+++ MATERIAL FOR THIS EXERCISE +++
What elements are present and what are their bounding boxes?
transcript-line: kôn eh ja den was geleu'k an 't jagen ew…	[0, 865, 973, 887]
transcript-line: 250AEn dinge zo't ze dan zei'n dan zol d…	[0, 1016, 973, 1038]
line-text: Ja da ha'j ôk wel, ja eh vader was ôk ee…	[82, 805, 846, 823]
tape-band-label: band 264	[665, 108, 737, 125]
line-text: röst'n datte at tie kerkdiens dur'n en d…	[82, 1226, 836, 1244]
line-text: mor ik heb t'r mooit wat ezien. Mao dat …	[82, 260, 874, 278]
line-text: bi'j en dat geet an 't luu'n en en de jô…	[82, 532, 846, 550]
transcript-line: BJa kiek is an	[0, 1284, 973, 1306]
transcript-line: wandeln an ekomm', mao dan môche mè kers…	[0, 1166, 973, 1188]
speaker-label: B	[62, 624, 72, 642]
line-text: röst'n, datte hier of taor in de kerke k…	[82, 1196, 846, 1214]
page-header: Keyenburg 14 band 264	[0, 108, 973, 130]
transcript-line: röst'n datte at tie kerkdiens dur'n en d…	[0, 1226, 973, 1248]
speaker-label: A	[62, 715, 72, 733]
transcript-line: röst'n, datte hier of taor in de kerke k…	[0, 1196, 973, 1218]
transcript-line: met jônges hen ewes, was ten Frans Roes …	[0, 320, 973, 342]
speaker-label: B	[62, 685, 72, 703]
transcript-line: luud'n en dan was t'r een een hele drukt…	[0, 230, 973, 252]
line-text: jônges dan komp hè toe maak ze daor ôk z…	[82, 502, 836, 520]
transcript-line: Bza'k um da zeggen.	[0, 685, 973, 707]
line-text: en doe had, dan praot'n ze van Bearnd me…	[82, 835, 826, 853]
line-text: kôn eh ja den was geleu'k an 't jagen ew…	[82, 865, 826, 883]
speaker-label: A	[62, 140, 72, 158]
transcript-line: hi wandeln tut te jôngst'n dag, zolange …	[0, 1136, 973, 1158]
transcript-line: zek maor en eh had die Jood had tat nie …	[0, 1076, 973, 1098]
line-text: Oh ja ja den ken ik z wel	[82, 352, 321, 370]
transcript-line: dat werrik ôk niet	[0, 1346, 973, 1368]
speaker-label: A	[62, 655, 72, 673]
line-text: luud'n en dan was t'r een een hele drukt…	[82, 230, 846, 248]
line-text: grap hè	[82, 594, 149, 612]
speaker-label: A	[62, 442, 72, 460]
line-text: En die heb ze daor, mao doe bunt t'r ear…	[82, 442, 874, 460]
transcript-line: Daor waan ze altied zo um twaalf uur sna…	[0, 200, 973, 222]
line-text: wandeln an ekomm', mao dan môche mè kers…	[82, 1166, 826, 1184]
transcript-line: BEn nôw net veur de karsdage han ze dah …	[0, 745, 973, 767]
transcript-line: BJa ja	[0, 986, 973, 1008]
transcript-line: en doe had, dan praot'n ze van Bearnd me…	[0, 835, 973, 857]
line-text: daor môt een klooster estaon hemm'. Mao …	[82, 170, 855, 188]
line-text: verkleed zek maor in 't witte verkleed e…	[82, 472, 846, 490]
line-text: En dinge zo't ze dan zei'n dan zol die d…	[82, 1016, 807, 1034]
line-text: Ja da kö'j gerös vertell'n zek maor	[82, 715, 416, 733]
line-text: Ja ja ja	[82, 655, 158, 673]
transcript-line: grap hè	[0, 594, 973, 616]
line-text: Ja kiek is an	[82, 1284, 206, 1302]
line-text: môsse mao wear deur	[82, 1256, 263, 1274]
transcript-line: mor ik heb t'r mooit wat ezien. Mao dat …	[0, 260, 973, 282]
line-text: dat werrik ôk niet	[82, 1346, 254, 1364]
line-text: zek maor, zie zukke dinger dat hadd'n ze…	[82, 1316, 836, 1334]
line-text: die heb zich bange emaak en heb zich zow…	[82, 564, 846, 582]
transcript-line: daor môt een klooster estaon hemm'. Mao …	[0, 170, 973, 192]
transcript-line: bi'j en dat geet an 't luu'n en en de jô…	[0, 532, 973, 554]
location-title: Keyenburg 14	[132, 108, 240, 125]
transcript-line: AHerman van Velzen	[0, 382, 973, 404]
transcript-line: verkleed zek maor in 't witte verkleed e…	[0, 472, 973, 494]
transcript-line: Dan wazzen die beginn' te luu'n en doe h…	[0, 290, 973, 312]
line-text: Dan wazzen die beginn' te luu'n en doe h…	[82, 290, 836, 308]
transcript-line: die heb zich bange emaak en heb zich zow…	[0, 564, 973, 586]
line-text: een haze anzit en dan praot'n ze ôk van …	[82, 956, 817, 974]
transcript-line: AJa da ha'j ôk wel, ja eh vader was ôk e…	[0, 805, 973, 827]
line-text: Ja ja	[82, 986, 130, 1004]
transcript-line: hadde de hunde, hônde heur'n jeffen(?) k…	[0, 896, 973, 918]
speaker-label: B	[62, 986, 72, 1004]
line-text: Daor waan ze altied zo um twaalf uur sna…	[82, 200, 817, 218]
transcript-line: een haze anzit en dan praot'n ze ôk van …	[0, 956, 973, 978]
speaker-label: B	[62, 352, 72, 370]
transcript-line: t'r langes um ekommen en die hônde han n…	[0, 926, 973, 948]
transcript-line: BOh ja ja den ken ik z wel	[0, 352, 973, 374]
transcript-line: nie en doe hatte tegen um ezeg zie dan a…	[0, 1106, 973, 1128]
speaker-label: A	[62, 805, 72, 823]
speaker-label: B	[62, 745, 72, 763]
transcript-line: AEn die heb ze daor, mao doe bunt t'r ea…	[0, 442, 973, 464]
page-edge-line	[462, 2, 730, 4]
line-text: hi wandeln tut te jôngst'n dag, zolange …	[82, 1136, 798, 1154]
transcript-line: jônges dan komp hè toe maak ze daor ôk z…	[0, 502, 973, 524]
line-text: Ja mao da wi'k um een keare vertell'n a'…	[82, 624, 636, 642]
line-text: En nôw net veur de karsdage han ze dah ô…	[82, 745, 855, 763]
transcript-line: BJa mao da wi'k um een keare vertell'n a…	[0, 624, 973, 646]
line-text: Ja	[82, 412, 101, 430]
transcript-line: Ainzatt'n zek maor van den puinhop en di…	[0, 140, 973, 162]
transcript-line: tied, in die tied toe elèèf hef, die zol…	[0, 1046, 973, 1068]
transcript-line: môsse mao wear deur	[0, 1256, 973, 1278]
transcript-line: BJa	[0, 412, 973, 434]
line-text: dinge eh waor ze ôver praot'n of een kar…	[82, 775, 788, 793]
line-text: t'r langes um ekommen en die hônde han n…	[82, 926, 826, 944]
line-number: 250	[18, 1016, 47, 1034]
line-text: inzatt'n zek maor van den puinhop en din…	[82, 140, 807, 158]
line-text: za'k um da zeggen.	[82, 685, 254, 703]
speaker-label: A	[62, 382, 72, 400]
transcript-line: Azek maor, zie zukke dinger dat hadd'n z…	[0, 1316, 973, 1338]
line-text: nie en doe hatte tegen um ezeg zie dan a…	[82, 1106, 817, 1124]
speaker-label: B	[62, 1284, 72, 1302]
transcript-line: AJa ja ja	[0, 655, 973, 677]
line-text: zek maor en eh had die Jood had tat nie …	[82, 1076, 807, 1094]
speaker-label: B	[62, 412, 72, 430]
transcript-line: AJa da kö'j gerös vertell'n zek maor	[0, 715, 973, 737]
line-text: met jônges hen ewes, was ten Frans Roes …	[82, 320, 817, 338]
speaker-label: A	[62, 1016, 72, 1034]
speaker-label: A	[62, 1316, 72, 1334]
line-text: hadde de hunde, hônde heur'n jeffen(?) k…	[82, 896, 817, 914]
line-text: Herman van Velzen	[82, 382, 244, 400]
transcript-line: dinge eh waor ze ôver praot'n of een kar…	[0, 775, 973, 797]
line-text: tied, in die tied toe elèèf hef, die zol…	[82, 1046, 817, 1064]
+++
**TASK DETAILS:** Can you arrange the lines of the entries above as a JSON list of strings, starting at the first line and ending at the line that contains "108, 737, 125]", with both ends included, one string per line and blank lines left out?

**ANSWER FOR THE TASK:**
[
  "What elements are present and what are their bounding boxes?",
  "transcript-line: kôn eh ja den was geleu'k an 't jagen ew…\t[0, 865, 973, 887]",
  "transcript-line: 250AEn dinge zo't ze dan zei'n dan zol d…\t[0, 1016, 973, 1038]",
  "line-text: Ja da ha'j ôk wel, ja eh vader was ôk ee…\t[82, 805, 846, 823]",
  "tape-band-label: band 264\t[665, 108, 737, 125]"
]